Look through the data below. Collect every line where the word "figure" occurs.

Record excerpts start

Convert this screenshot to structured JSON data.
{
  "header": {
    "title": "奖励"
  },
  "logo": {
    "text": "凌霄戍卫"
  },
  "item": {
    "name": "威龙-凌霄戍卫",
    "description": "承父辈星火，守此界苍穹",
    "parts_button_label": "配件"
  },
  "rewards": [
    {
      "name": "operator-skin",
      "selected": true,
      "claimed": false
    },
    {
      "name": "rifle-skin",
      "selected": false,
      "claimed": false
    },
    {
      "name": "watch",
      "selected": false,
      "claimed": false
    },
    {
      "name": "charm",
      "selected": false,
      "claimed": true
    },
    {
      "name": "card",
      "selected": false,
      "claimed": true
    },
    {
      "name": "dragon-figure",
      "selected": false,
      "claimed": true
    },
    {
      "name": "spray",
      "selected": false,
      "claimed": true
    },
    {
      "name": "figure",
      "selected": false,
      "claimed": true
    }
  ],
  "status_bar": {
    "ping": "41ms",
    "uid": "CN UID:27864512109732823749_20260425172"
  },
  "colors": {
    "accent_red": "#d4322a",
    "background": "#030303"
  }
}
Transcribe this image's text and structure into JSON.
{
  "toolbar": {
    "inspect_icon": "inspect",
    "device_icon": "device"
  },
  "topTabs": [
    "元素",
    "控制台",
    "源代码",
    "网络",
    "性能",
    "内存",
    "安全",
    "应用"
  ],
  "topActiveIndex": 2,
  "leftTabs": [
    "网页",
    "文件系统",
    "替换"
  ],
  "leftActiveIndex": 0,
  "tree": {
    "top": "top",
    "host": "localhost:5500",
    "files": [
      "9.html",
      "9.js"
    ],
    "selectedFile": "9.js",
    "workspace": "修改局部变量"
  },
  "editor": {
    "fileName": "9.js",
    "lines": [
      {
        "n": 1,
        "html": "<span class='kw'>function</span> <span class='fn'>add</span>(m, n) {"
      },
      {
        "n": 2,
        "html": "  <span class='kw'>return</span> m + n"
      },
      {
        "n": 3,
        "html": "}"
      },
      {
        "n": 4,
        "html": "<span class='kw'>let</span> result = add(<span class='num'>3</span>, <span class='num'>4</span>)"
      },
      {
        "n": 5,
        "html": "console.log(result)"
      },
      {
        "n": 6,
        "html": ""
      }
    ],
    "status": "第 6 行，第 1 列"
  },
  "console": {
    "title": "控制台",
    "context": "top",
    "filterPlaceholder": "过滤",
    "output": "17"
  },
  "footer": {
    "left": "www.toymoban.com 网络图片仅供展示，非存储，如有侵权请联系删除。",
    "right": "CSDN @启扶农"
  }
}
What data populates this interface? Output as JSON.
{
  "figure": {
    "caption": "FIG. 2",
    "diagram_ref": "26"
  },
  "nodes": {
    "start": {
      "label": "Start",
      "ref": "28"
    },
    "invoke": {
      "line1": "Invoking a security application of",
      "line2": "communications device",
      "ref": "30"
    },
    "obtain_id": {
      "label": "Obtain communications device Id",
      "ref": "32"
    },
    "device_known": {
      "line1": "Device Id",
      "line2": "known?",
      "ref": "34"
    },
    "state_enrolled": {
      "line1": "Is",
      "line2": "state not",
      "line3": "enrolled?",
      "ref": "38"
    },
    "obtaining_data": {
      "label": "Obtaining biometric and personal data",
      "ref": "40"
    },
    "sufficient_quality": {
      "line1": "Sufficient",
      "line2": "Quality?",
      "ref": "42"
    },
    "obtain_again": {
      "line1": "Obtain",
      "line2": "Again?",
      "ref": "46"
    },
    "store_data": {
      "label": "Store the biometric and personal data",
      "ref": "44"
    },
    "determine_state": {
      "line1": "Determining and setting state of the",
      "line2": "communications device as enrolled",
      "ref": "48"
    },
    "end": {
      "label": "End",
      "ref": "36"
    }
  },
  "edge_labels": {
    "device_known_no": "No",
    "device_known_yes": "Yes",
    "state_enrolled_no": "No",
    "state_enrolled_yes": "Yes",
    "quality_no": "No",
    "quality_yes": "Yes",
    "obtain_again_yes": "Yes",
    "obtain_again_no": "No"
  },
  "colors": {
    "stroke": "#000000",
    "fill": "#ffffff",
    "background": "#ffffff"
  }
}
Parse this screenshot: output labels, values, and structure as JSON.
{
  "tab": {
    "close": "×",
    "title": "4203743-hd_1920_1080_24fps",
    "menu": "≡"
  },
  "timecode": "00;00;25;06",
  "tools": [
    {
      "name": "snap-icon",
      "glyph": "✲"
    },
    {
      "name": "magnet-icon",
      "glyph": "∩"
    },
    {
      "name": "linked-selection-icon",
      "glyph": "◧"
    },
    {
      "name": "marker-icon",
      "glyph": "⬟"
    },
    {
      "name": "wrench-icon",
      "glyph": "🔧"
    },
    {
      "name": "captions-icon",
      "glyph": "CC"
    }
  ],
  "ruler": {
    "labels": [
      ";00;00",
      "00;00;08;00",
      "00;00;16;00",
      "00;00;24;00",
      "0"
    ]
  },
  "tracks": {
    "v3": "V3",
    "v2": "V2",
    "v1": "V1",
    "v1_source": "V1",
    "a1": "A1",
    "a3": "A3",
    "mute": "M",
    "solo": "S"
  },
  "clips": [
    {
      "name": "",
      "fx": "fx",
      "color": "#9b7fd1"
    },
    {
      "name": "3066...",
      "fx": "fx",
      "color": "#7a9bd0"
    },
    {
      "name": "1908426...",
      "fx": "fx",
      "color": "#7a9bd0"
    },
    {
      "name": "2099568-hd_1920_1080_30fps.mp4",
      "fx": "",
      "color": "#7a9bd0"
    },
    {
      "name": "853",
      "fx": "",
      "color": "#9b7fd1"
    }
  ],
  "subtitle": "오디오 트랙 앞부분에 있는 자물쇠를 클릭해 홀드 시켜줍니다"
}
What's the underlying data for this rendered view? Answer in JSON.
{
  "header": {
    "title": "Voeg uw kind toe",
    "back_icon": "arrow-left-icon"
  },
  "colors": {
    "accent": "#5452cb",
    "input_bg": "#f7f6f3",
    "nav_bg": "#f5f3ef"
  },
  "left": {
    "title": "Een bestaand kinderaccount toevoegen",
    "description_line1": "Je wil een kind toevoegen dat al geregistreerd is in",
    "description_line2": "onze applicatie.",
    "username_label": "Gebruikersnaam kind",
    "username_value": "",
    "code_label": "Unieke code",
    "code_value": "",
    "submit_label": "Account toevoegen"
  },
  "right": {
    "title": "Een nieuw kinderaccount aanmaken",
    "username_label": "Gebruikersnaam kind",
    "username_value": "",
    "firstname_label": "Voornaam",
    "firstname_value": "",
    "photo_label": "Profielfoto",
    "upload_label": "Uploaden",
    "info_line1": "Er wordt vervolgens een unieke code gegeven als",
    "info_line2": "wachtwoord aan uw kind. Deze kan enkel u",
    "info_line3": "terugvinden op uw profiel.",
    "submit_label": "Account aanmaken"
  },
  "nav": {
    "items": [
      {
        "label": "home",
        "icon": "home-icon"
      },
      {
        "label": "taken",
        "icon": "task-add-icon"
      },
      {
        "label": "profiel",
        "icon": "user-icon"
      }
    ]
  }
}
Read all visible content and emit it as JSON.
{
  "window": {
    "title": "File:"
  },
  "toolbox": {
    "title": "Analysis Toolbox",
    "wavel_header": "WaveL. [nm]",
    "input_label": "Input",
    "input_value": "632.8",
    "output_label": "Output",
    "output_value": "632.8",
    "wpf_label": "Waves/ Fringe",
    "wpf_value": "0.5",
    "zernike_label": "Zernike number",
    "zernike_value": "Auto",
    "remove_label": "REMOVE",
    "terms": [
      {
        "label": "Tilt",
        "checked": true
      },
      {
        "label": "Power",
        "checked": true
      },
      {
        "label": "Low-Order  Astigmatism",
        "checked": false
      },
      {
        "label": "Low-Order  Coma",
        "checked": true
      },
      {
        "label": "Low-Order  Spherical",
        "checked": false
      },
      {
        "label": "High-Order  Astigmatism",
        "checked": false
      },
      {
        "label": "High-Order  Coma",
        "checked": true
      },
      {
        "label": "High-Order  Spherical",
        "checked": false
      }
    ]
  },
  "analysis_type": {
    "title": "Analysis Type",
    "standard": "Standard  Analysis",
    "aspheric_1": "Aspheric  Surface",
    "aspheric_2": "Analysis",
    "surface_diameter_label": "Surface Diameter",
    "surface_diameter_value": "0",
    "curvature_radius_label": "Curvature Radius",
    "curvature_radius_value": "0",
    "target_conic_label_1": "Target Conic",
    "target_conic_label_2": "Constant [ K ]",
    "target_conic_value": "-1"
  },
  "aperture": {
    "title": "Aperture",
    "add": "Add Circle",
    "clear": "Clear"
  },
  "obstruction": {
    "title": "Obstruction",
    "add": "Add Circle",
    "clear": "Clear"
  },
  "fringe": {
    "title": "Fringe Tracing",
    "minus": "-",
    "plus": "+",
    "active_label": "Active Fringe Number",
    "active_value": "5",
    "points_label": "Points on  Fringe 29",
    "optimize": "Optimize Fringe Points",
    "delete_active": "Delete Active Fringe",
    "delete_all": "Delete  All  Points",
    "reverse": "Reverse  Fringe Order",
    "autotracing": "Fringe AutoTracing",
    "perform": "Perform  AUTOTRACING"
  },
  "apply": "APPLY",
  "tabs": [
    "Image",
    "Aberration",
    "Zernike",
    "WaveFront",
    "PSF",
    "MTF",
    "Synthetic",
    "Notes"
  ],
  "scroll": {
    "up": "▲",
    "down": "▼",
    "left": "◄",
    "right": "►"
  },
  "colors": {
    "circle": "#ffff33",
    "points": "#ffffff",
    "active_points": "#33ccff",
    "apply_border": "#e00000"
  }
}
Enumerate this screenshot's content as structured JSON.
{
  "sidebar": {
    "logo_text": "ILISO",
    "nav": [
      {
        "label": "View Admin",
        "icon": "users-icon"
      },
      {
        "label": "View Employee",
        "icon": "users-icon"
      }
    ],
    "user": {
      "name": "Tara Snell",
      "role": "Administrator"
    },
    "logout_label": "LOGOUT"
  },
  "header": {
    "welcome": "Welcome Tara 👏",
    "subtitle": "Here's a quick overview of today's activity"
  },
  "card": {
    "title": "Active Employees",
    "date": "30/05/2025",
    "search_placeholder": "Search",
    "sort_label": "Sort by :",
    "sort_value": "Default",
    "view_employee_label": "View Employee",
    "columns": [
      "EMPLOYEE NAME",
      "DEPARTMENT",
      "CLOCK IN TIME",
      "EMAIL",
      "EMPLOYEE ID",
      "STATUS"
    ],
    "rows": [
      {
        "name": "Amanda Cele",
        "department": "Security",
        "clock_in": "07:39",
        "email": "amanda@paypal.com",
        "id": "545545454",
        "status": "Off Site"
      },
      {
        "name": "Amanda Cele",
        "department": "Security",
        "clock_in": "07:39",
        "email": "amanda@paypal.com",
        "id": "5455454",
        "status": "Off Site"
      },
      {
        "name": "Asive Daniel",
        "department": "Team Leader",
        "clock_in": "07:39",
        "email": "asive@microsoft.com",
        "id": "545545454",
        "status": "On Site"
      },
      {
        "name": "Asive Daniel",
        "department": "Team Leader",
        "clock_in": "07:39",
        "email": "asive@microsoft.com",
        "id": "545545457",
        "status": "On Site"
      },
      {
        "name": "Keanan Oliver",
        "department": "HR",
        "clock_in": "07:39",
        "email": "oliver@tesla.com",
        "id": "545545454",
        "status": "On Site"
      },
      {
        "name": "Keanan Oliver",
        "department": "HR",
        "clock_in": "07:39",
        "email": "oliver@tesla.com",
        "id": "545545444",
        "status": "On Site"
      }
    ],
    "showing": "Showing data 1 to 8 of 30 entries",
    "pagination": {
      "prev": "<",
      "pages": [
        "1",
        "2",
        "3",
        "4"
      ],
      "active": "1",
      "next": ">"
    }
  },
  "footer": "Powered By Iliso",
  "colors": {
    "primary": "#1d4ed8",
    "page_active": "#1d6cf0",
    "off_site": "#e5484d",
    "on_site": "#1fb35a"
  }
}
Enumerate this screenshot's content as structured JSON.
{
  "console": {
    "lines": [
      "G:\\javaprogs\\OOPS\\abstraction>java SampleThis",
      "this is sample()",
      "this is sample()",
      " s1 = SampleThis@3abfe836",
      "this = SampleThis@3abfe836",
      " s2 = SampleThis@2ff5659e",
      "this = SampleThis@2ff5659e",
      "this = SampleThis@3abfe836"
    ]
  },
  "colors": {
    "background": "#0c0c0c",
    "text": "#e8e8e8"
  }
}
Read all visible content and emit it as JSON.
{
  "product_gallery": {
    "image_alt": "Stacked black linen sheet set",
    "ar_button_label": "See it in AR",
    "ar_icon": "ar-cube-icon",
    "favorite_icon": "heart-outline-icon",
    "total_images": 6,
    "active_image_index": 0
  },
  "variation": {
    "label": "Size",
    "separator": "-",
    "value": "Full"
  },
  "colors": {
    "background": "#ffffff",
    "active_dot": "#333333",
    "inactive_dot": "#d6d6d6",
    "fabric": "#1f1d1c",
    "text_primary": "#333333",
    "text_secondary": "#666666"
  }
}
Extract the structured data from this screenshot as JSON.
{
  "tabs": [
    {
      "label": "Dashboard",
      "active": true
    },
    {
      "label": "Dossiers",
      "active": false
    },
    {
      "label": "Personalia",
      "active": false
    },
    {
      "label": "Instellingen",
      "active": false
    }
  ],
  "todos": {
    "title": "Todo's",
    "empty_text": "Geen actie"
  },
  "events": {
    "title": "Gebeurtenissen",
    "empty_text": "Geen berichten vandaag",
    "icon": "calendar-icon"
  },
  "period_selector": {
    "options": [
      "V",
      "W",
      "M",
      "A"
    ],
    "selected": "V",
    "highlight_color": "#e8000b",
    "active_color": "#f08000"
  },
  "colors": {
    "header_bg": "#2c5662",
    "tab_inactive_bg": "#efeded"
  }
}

Record excerpts end

*Result*:
      "name": "dragon-figure",
      "name": "figure",
  "figure": {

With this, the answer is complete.